▸ **GIVEN PROBLEM**
Go over the entries below line by line, copying each one that contains the word "xlabel".

▸ **EXERCISE INPUT**
##########

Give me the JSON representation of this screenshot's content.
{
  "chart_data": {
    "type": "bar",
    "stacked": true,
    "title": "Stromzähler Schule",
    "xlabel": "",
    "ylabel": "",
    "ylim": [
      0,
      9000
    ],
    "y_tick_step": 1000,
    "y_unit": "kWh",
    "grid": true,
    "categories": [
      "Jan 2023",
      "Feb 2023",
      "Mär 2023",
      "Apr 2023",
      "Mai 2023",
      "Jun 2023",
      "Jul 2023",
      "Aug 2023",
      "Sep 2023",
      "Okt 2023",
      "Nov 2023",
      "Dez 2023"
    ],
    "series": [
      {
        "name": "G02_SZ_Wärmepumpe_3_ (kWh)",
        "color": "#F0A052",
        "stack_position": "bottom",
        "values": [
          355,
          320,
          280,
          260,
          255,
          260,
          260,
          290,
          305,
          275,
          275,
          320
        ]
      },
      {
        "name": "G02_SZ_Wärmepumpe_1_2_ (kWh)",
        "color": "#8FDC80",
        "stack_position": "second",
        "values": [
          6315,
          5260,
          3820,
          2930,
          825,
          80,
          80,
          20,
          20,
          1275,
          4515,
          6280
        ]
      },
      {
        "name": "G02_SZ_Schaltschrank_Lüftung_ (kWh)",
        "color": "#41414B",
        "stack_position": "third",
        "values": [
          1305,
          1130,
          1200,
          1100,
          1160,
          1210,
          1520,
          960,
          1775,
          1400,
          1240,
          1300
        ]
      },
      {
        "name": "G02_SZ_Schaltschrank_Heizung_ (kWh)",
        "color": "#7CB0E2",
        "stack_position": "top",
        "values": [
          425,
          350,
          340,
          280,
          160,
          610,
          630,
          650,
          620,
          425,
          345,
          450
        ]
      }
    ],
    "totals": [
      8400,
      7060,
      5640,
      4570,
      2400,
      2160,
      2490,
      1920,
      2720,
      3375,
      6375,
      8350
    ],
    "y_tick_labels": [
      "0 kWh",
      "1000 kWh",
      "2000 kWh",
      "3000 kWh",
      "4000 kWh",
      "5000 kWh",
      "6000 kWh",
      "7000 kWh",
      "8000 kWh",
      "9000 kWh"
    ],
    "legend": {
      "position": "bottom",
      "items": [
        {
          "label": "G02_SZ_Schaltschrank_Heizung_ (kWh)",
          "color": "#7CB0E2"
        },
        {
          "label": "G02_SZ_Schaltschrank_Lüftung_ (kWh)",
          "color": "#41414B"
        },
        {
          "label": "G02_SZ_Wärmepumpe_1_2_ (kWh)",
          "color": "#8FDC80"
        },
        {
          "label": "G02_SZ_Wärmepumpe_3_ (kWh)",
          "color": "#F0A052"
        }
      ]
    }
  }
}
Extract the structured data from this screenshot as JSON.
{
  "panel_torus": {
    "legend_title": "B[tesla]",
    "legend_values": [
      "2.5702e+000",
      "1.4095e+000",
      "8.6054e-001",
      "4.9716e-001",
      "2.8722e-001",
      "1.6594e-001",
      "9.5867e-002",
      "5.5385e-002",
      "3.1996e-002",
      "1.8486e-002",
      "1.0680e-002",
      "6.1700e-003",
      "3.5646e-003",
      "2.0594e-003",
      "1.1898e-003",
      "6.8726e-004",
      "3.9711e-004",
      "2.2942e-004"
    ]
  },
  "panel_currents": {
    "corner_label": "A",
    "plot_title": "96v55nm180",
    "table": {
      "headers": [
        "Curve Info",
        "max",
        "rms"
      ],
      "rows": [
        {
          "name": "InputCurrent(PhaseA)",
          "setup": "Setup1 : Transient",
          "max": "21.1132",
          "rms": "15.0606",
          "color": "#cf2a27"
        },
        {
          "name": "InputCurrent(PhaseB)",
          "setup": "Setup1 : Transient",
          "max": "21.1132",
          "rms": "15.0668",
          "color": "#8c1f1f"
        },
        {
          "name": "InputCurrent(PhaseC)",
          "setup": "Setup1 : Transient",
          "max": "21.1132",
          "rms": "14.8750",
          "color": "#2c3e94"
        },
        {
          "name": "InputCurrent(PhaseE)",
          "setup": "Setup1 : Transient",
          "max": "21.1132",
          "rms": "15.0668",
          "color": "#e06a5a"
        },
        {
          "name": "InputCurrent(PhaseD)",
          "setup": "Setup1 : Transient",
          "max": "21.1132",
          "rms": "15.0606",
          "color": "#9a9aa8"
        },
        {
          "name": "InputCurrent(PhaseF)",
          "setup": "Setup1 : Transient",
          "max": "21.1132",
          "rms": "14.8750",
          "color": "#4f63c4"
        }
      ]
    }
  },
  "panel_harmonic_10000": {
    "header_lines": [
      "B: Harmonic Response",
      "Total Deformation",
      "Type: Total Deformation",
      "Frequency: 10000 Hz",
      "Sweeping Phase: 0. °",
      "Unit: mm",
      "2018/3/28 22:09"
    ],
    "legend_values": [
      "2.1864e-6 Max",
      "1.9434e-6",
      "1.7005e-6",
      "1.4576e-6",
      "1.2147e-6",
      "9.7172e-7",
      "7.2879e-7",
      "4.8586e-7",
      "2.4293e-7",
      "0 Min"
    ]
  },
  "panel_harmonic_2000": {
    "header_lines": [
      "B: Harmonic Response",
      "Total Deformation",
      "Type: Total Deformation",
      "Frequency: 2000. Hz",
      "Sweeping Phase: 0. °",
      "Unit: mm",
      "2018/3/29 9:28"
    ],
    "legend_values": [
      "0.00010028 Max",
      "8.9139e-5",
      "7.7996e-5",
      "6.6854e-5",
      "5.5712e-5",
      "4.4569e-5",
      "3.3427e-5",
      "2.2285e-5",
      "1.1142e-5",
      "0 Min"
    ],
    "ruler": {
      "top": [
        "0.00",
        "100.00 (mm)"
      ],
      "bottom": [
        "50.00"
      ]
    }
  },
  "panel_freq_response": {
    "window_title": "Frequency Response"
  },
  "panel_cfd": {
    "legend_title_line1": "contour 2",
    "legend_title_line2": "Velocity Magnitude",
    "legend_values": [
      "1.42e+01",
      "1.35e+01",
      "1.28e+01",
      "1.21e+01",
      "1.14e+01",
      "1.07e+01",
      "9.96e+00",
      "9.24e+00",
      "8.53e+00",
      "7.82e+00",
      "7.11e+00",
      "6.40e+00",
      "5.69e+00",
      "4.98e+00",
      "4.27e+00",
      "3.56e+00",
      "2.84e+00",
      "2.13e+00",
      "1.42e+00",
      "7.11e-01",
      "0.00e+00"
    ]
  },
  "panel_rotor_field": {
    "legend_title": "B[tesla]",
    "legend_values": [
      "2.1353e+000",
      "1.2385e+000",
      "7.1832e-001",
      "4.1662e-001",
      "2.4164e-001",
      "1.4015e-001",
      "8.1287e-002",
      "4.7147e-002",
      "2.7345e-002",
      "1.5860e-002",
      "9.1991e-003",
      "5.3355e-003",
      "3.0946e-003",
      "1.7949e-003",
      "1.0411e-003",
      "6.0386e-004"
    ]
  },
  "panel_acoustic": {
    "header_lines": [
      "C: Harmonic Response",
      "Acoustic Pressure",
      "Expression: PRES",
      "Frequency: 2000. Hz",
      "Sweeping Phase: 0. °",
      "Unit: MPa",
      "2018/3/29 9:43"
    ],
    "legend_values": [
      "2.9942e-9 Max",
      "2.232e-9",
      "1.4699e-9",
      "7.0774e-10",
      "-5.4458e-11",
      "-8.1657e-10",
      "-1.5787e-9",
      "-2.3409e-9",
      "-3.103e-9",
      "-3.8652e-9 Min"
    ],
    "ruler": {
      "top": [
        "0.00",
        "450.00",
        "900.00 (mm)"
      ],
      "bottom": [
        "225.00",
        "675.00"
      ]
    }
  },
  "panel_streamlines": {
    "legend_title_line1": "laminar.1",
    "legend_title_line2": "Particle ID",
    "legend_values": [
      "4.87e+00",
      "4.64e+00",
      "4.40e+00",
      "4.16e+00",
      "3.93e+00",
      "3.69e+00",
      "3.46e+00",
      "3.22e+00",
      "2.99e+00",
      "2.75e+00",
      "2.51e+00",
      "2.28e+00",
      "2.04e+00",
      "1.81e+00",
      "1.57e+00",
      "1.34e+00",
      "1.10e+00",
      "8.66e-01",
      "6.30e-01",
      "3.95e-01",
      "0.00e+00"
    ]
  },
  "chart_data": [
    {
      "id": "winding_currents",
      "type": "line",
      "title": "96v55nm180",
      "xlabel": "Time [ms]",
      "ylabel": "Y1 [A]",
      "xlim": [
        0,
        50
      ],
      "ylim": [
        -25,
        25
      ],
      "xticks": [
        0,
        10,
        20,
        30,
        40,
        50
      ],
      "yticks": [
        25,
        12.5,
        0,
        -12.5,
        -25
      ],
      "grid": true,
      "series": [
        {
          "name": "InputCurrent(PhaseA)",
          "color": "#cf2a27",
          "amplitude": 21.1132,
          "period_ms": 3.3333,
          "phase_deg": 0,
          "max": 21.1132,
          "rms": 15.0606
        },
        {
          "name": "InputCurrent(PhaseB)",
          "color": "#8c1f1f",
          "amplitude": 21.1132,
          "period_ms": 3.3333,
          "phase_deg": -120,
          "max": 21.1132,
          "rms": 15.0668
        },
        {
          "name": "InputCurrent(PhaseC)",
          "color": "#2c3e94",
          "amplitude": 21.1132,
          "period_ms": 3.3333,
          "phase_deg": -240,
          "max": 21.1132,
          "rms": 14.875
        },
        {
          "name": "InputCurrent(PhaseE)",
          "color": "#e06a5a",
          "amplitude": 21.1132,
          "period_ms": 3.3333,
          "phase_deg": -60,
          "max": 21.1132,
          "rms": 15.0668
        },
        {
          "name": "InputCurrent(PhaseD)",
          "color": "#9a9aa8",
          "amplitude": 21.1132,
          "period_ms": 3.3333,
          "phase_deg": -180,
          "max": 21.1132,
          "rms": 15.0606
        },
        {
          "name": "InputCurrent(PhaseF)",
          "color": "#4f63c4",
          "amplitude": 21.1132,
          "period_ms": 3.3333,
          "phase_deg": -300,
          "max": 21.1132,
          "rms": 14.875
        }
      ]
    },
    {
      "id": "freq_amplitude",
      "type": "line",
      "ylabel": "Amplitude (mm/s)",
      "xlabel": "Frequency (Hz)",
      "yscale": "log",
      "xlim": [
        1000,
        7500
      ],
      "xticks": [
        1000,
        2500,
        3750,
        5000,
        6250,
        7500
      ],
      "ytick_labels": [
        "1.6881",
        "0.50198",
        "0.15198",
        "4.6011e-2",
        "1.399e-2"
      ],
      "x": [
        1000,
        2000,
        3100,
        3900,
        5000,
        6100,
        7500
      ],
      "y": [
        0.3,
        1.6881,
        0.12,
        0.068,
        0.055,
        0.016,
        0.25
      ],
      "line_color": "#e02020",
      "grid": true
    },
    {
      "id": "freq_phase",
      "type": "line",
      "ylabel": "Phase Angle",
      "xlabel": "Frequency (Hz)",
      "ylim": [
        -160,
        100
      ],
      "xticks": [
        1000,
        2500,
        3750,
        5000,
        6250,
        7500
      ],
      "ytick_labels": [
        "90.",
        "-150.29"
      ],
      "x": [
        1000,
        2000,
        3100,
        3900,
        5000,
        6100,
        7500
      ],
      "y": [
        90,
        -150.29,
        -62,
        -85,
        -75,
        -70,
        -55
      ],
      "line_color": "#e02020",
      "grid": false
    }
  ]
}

##########

▸ **RESULT FOR THIS TASK**
    "xlabel": "",
      "xlabel": "Time [ms]",
      "xlabel": "Frequency (Hz)",
      "xlabel": "Frequency (Hz)",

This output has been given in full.